» WHAT TO PRODUCE
Quote the full listing word for word.

(Source data)

* BEGIN *

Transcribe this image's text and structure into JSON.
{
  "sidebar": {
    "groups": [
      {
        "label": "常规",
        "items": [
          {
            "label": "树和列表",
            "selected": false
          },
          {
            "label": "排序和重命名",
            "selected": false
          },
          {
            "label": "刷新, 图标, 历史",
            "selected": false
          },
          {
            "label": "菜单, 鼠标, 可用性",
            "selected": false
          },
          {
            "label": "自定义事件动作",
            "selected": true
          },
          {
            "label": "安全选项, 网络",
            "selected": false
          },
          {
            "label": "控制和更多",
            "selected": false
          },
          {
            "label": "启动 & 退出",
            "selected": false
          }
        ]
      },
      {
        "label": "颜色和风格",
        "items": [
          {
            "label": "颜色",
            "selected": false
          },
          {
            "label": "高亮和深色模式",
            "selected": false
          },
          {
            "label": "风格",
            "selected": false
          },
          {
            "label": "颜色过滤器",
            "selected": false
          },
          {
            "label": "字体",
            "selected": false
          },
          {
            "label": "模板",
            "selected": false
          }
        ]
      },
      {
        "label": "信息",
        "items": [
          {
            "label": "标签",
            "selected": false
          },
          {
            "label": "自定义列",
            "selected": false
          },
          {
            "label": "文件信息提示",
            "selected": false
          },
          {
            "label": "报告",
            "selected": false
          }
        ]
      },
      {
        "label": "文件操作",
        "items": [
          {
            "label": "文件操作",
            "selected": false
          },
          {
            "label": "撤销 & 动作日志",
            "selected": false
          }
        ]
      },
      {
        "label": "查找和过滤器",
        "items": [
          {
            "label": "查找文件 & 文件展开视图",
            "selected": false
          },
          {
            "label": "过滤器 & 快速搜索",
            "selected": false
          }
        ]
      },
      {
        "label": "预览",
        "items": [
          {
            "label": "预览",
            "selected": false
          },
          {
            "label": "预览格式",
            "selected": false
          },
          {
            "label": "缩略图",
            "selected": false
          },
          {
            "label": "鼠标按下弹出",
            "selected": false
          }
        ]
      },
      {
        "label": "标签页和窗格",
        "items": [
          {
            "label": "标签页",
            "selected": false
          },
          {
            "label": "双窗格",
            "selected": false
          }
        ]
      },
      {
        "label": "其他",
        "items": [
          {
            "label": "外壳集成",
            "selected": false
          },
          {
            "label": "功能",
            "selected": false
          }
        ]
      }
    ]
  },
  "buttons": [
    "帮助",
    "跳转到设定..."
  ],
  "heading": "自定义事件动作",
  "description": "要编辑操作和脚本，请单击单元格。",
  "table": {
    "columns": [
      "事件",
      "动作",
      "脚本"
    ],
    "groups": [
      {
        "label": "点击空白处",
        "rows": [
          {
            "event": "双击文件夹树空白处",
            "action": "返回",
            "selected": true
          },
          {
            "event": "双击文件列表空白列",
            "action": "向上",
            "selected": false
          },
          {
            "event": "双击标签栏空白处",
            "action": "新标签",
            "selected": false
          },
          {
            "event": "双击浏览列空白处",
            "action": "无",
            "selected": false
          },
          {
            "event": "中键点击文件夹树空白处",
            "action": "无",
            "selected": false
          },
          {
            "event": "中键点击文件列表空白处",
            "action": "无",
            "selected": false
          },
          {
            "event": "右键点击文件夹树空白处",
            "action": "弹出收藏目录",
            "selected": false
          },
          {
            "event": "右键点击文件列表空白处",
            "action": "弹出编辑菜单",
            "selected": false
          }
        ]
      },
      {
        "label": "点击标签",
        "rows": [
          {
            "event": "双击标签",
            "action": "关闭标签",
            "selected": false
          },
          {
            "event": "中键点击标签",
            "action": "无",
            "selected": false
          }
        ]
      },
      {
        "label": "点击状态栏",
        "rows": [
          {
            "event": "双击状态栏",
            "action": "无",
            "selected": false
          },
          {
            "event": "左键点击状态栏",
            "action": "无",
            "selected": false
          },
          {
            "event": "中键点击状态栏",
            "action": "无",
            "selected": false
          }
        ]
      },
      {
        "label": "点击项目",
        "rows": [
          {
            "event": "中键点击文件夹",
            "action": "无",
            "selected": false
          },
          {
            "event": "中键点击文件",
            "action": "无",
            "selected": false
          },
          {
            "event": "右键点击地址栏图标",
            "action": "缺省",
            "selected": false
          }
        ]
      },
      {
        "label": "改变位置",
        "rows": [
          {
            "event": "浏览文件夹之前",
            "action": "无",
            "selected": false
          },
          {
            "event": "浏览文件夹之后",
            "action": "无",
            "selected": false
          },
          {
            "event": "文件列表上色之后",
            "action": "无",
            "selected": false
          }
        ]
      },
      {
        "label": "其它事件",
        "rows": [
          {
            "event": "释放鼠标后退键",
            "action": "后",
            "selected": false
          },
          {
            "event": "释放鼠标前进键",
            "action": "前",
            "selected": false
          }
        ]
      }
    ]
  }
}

* END *

» SOLUTION TO THE PROBLEM
Transcribe this image's text and structure into JSON.
{
  "sidebar": {
    "groups": [
      {
        "label": "常规",
        "items": [
          {
            "label": "树和列表",
            "selected": false
          },
          {
            "label": "排序和重命名",
            "selected": false
          },
          {
            "label": "刷新, 图标, 历史",
            "selected": false
          },
          {
            "label": "菜单, 鼠标, 可用性",
            "selected": false
          },
          {
            "label": "自定义事件动作",
            "selected": true
          },
          {
            "label": "安全选项, 网络",
            "selected": false
          },
          {
            "label": "控制和更多",
            "selected": false
          },
          {
            "label": "启动 & 退出",
            "selected": false
          }
        ]
      },
      {
        "label": "颜色和风格",
        "items": [
          {
            "label": "颜色",
            "selected": false
          },
          {
            "label": "高亮和深色模式",
            "selected": false
          },
          {
            "label": "风格",
            "selected": false
          },
          {
            "label": "颜色过滤器",
            "selected": false
          },
          {
            "label": "字体",
            "selected": false
          },
          {
            "label": "模板",
            "selected": false
          }
        ]
      },
      {
        "label": "信息",
        "items": [
          {
            "label": "标签",
            "selected": false
          },
          {
            "label": "自定义列",
            "selected": false
          },
          {
            "label": "文件信息提示",
            "selected": false
          },
          {
            "label": "报告",
            "selected": false
          }
        ]
      },
      {
        "label": "文件操作",
        "items": [
          {
            "label": "文件操作",
            "selected": false
          },
          {
            "label": "撤销 & 动作日志",
            "selected": false
          }
        ]
      },
      {
        "label": "查找和过滤器",
        "items": [
          {
            "label": "查找文件 & 文件展开视图",
            "selected": false
          },
          {
            "label": "过滤器 & 快速搜索",
            "selected": false
          }
        ]
      },
      {
        "label": "预览",
        "items": [
          {
            "label": "预览",
            "selected": false
          },
          {
            "label": "预览格式",
            "selected": false
          },
          {
            "label": "缩略图",
            "selected": false
          },
          {
            "label": "鼠标按下弹出",
            "selected": false
          }
        ]
      },
      {
        "label": "标签页和窗格",
        "items": [
          {
            "label": "标签页",
            "selected": false
          },
          {
            "label": "双窗格",
            "selected": false
          }
        ]
      },
      {
        "label": "其他",
        "items": [
          {
            "label": "外壳集成",
            "selected": false
          },
          {
            "label": "功能",
            "selected": false
          }
        ]
      }
    ]
  },
  "buttons": [
    "帮助",
    "跳转到设定..."
  ],
  "heading": "自定义事件动作",
  "description": "要编辑操作和脚本，请单击单元格。",
  "table": {
    "columns": [
      "事件",
      "动作",
      "脚本"
    ],
    "groups": [
      {
        "label": "点击空白处",
        "rows": [
          {
            "event": "双击文件夹树空白处",
            "action": "返回",
            "selected": true
          },
          {
            "event": "双击文件列表空白列",
            "action": "向上",
            "selected": false
          },
          {
            "event": "双击标签栏空白处",
            "action": "新标签",
            "selected": false
          },
          {
            "event": "双击浏览列空白处",
            "action": "无",
            "selected": false
          },
          {
            "event": "中键点击文件夹树空白处",
            "action": "无",
            "selected": false
          },
          {
            "event": "中键点击文件列表空白处",
            "action": "无",
            "selected": false
          },
          {
            "event": "右键点击文件夹树空白处",
            "action": "弹出收藏目录",
            "selected": false
          },
          {
            "event": "右键点击文件列表空白处",
            "action": "弹出编辑菜单",
            "selected": false
          }
        ]
      },
      {
        "label": "点击标签",
        "rows": [
          {
            "event": "双击标签",
            "action": "关闭标签",
            "selected": false
          },
          {
            "event": "中键点击标签",
            "action": "无",
            "selected": false
          }
        ]
      },
      {
        "label": "点击状态栏",
        "rows": [
          {
            "event": "双击状态栏",
            "action": "无",
            "selected": false
          },
          {
            "event": "左键点击状态栏",
            "action": "无",
            "selected": false
          },
          {
            "event": "中键点击状态栏",
            "action": "无",
            "selected": false
          }
        ]
      },
      {
        "label": "点击项目",
        "rows": [
          {
            "event": "中键点击文件夹",
            "action": "无",
            "selected": false
          },
          {
            "event": "中键点击文件",
            "action": "无",
            "selected": false
          },
          {
            "event": "右键点击地址栏图标",
            "action": "缺省",
            "selected": false
          }
        ]
      },
      {
        "label": "改变位置",
        "rows": [
          {
            "event": "浏览文件夹之前",
            "action": "无",
            "selected": false
          },
          {
            "event": "浏览文件夹之后",
            "action": "无",
            "selected": false
          },
          {
            "event": "文件列表上色之后",
            "action": "无",
            "selected": false
          }
        ]
      },
      {
        "label": "其它事件",
        "rows": [
          {
            "event": "释放鼠标后退键",
            "action": "后",
            "selected": false
          },
          {
            "event": "释放鼠标前进键",
            "action": "前",
            "selected": false
          }
        ]
      }
    ]
  }
}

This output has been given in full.